> **DIRECTIONS**:
Go through the entries below and copy each line containing the word "church".

** start of PROVIDED DATA **

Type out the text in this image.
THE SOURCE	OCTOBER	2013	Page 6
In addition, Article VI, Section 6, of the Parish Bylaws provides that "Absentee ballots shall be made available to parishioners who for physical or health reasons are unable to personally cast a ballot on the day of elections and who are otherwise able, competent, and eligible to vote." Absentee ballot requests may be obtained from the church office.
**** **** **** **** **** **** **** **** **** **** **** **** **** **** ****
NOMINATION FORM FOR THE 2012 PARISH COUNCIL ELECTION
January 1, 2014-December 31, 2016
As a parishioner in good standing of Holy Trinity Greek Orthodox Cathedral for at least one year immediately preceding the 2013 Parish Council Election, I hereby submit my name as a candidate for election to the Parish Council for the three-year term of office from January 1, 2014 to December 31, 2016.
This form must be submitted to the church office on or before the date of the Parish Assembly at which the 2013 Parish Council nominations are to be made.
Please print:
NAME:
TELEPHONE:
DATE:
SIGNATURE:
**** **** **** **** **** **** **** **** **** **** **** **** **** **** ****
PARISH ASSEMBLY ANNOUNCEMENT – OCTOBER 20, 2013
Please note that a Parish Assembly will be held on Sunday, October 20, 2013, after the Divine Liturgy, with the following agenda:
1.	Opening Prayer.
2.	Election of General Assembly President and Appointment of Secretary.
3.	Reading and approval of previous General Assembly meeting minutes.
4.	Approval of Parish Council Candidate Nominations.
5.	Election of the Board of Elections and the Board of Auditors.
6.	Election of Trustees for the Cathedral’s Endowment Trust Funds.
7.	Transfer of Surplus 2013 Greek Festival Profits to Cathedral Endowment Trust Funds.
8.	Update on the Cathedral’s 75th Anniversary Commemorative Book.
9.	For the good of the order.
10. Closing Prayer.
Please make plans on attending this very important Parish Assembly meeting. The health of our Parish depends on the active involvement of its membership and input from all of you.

** end of PROVIDED DATA **

> **RESULT OF THE EXERCISE**:
In addition, Article VI, Section 6, of the Parish Bylaws provides that "Absentee ballots shall be made available to parishioners who for physical or health reasons are unable to personally cast a ballot on the day of elections and who are otherwise able, competent, and eligible to vote." Absentee ballot requests may be obtained from the church office.
This form must be submitted to the church office on or before the date of the Parish Assembly at which the 2013 Parish Council nominations are to be made.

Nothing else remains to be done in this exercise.